## The request
Leave out the pictures and reproduce all of the data exactly.

## Data records
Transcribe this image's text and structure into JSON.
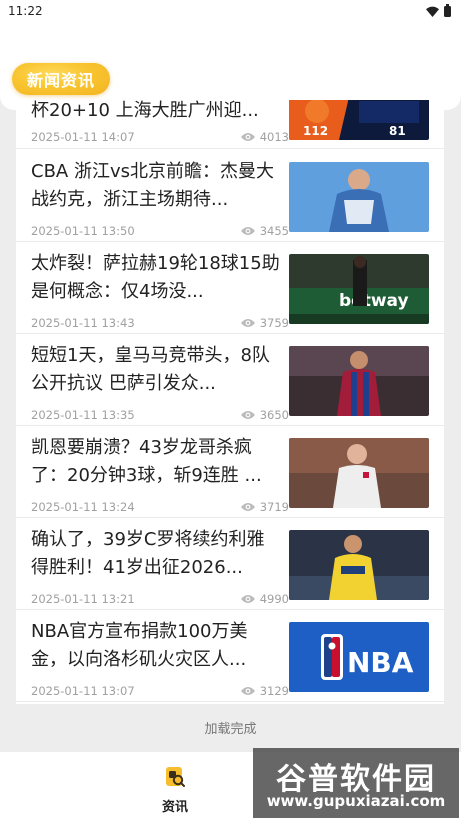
{
  "status_bar": {
    "time": "11:22"
  },
  "header": {
    "title": "新闻资讯"
  },
  "news": [
    {
      "title": "杯20+10 上海大胜广州迎...",
      "date": "2025-01-11 14:07",
      "views": "4013",
      "thumb": "basketball-scoreboard"
    },
    {
      "title": "CBA 浙江vs北京前瞻：杰曼大战约克，浙江主场期待...",
      "date": "2025-01-11 13:50",
      "views": "3455",
      "thumb": "basketball-player"
    },
    {
      "title": "太炸裂！萨拉赫19轮18球15助是何概念：仅4场没...",
      "date": "2025-01-11 13:43",
      "views": "3759",
      "thumb": "football-betway"
    },
    {
      "title": "短短1天，皇马马竞带头，8队公开抗议 巴萨引发众...",
      "date": "2025-01-11 13:35",
      "views": "3650",
      "thumb": "football-barca"
    },
    {
      "title": "凯恩要崩溃？43岁龙哥杀疯了：20分钟3球，斩9连胜 ...",
      "date": "2025-01-11 13:24",
      "views": "3719",
      "thumb": "football-bayern"
    },
    {
      "title": "确认了，39岁C罗将续约利雅得胜利！41岁出征2026...",
      "date": "2025-01-11 13:21",
      "views": "4990",
      "thumb": "football-alnassr"
    },
    {
      "title": "NBA官方宣布捐款100万美金，以向洛杉矶火灾区人...",
      "date": "2025-01-11 13:07",
      "views": "3129",
      "thumb": "nba-logo"
    }
  ],
  "thumb_text": {
    "score_left": "112",
    "score_right": "81",
    "nba": "NBA",
    "betway": "betway"
  },
  "footer": {
    "status": "加载完成"
  },
  "bottom_nav": {
    "tab_label": "资讯"
  },
  "watermark": {
    "title": "谷普软件园",
    "url": "www.gupuxiazai.com"
  },
  "colors": {
    "accent": "#f6bd2c",
    "nba_blue": "#1d5fc4",
    "text": "#222222",
    "meta": "#a0a0a0"
  }
}
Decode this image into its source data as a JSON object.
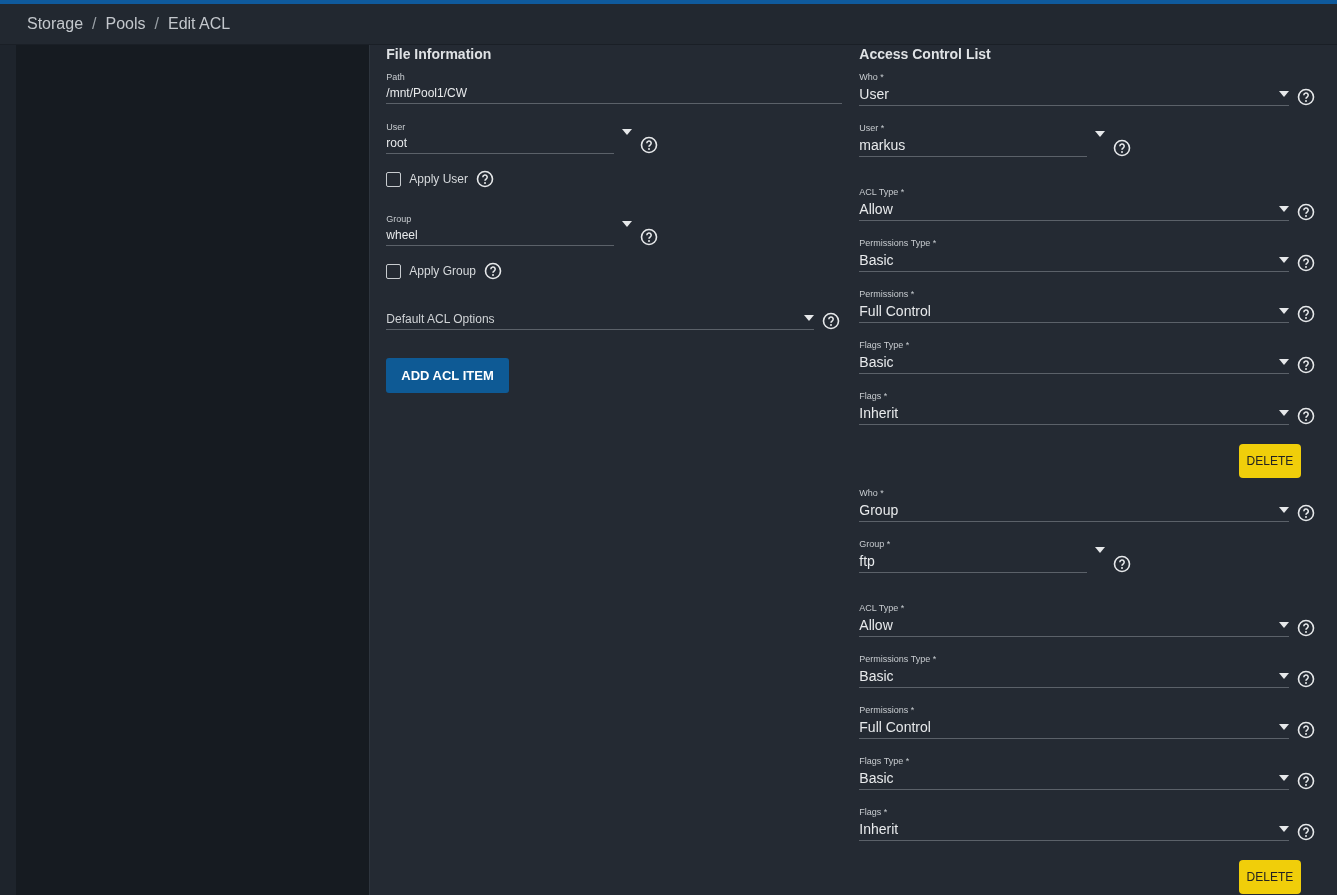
{
  "breadcrumb": [
    {
      "label": "Storage",
      "separator": "/"
    },
    {
      "label": "Pools",
      "separator": "/"
    },
    {
      "label": "Edit ACL"
    }
  ],
  "file_information": {
    "title": "File Information",
    "fields": [
      {
        "kind": "text",
        "label": "Path",
        "value": "/mnt/Pool1/CW"
      },
      {
        "kind": "short-select",
        "label": "User",
        "value": "root"
      },
      {
        "kind": "checkbox",
        "label": "Apply User",
        "checked": false
      },
      {
        "kind": "short-select",
        "label": "Group",
        "value": "wheel"
      },
      {
        "kind": "checkbox",
        "label": "Apply Group",
        "checked": false
      },
      {
        "kind": "select",
        "placeholder": "Default ACL Options"
      }
    ],
    "button": "ADD ACL ITEM"
  },
  "access_control_list": {
    "title": "Access Control List",
    "entries": [
      {
        "fields": [
          {
            "kind": "select",
            "label": "Who *",
            "value": "User"
          },
          {
            "kind": "short-select",
            "label": "User *",
            "value": "markus"
          },
          {
            "kind": "select",
            "label": "ACL Type *",
            "value": "Allow"
          },
          {
            "kind": "select",
            "label": "Permissions Type *",
            "value": "Basic"
          },
          {
            "kind": "select",
            "label": "Permissions *",
            "value": "Full Control"
          },
          {
            "kind": "select",
            "label": "Flags Type *",
            "value": "Basic"
          },
          {
            "kind": "select",
            "label": "Flags *",
            "value": "Inherit"
          }
        ],
        "button": "DELETE"
      },
      {
        "fields": [
          {
            "kind": "select",
            "label": "Who *",
            "value": "Group"
          },
          {
            "kind": "short-select",
            "label": "Group *",
            "value": "ftp"
          },
          {
            "kind": "select",
            "label": "ACL Type *",
            "value": "Allow"
          },
          {
            "kind": "select",
            "label": "Permissions Type *",
            "value": "Basic"
          },
          {
            "kind": "select",
            "label": "Permissions *",
            "value": "Full Control"
          },
          {
            "kind": "select",
            "label": "Flags Type *",
            "value": "Basic"
          },
          {
            "kind": "select",
            "label": "Flags *",
            "value": "Inherit"
          }
        ],
        "button": "DELETE"
      }
    ]
  }
}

## Answer to the task
Transcribe this image's text and structure into JSON.
{
  "status_bar": {
    "time": "11:22"
  },
  "header": {
    "title": "新闻资讯"
  },
  "news": [
    {
      "title": "杯20+10 上海大胜广州迎...",
      "date": "2025-01-11 14:07",
      "views": "4013",
      "thumb": "basketball-scoreboard"
    },
    {
      "title": "CBA 浙江vs北京前瞻：杰曼大战约克，浙江主场期待...",
      "date": "2025-01-11 13:50",
      "views": "3455",
      "thumb": "basketball-player"
    },
    {
      "title": "太炸裂！萨拉赫19轮18球15助是何概念：仅4场没...",
      "date": "2025-01-11 13:43",
      "views": "3759",
      "thumb": "football-betway"
    },
    {
      "title": "短短1天，皇马马竞带头，8队公开抗议 巴萨引发众...",
      "date": "2025-01-11 13:35",
      "views": "3650",
      "thumb": "football-barca"
    },
    {
      "title": "凯恩要崩溃？43岁龙哥杀疯了：20分钟3球，斩9连胜 ...",
      "date": "2025-01-11 13:24",
      "views": "3719",
      "thumb": "football-bayern"
    },
    {
      "title": "确认了，39岁C罗将续约利雅得胜利！41岁出征2026...",
      "date": "2025-01-11 13:21",
      "views": "4990",
      "thumb": "football-alnassr"
    },
    {
      "title": "NBA官方宣布捐款100万美金，以向洛杉矶火灾区人...",
      "date": "2025-01-11 13:07",
      "views": "3129",
      "thumb": "nba-logo"
    }
  ],
  "thumb_text": {
    "score_left": "112",
    "score_right": "81",
    "nba": "NBA",
    "betway": "betway"
  },
  "footer": {
    "status": "加载完成"
  },
  "bottom_nav": {
    "tab_label": "资讯"
  },
  "watermark": {
    "title": "谷普软件园",
    "url": "www.gupuxiazai.com"
  },
  "colors": {
    "accent": "#f6bd2c",
    "nba_blue": "#1d5fc4",
    "text": "#222222",
    "meta": "#a0a0a0"
  }
}
Decode this image into its source data as a JSON object.
{
  "breadcrumb": [
    {
      "label": "Storage",
      "separator": "/"
    },
    {
      "label": "Pools",
      "separator": "/"
    },
    {
      "label": "Edit ACL"
    }
  ],
  "file_information": {
    "title": "File Information",
    "fields": [
      {
        "kind": "text",
        "label": "Path",
        "value": "/mnt/Pool1/CW"
      },
      {
        "kind": "short-select",
        "label": "User",
        "value": "root"
      },
      {
        "kind": "checkbox",
        "label": "Apply User",
        "checked": false
      },
      {
        "kind": "short-select",
        "label": "Group",
        "value": "wheel"
      },
      {
        "kind": "checkbox",
        "label": "Apply Group",
        "checked": false
      },
      {
        "kind": "select",
        "placeholder": "Default ACL Options"
      }
    ],
    "button": "ADD ACL ITEM"
  },
  "access_control_list": {
    "title": "Access Control List",
    "entries": [
      {
        "fields": [
          {
            "kind": "select",
            "label": "Who *",
            "value": "User"
          },
          {
            "kind": "short-select",
            "label": "User *",
            "value": "markus"
          },
          {
            "kind": "select",
            "label": "ACL Type *",
            "value": "Allow"
          },
          {
            "kind": "select",
            "label": "Permissions Type *",
            "value": "Basic"
          },
          {
            "kind": "select",
            "label": "Permissions *",
            "value": "Full Control"
          },
          {
            "kind": "select",
            "label": "Flags Type *",
            "value": "Basic"
          },
          {
            "kind": "select",
            "label": "Flags *",
            "value": "Inherit"
          }
        ],
        "button": "DELETE"
      },
      {
        "fields": [
          {
            "kind": "select",
            "label": "Who *",
            "value": "Group"
          },
          {
            "kind": "short-select",
            "label": "Group *",
            "value": "ftp"
          },
          {
            "kind": "select",
            "label": "ACL Type *",
            "value": "Allow"
          },
          {
            "kind": "select",
            "label": "Permissions Type *",
            "value": "Basic"
          },
          {
            "kind": "select",
            "label": "Permissions *",
            "value": "Full Control"
          },
          {
            "kind": "select",
            "label": "Flags Type *",
            "value": "Basic"
          },
          {
            "kind": "select",
            "label": "Flags *",
            "value": "Inherit"
          }
        ],
        "button": "DELETE"
      }
    ]
  }
}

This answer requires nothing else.